> **Data excerpts**:
—————

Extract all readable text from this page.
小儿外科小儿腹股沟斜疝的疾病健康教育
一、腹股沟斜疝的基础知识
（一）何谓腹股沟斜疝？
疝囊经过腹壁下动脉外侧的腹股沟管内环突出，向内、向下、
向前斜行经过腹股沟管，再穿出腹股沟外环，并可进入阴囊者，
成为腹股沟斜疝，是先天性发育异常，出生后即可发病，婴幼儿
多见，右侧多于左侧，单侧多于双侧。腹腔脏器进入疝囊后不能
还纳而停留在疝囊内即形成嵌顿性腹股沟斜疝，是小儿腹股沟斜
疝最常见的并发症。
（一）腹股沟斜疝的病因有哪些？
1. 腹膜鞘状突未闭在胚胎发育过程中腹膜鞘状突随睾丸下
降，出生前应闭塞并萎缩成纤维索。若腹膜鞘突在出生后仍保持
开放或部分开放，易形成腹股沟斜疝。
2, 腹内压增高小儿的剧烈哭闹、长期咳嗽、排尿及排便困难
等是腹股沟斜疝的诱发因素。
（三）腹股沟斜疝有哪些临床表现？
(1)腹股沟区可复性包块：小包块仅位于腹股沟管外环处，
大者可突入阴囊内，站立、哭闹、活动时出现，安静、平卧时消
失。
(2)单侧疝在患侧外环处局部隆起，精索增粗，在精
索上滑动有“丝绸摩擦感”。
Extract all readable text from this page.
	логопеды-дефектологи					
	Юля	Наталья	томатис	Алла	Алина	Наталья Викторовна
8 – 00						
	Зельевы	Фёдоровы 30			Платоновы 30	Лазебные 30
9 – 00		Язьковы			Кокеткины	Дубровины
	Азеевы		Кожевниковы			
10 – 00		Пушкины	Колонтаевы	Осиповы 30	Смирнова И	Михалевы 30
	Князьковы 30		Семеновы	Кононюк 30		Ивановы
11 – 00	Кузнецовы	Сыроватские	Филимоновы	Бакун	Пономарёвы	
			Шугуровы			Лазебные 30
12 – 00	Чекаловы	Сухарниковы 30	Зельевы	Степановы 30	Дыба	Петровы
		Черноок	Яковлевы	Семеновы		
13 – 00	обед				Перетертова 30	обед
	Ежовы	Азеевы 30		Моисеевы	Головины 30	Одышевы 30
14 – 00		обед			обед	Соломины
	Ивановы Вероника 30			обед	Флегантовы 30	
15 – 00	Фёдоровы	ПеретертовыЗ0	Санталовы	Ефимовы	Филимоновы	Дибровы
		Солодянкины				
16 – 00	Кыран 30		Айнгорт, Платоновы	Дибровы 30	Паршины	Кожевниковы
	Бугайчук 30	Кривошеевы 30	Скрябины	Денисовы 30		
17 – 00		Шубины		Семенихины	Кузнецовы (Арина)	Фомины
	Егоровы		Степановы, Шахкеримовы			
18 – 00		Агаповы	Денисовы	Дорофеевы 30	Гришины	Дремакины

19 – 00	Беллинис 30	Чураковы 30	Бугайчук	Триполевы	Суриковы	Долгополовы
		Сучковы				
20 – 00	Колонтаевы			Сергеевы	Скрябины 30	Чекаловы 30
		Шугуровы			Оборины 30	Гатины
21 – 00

—————

> **Aim of the task**:
Reply with one number: the count of lines in the entries that include the word "Зельевы".

> **Full solution**:
2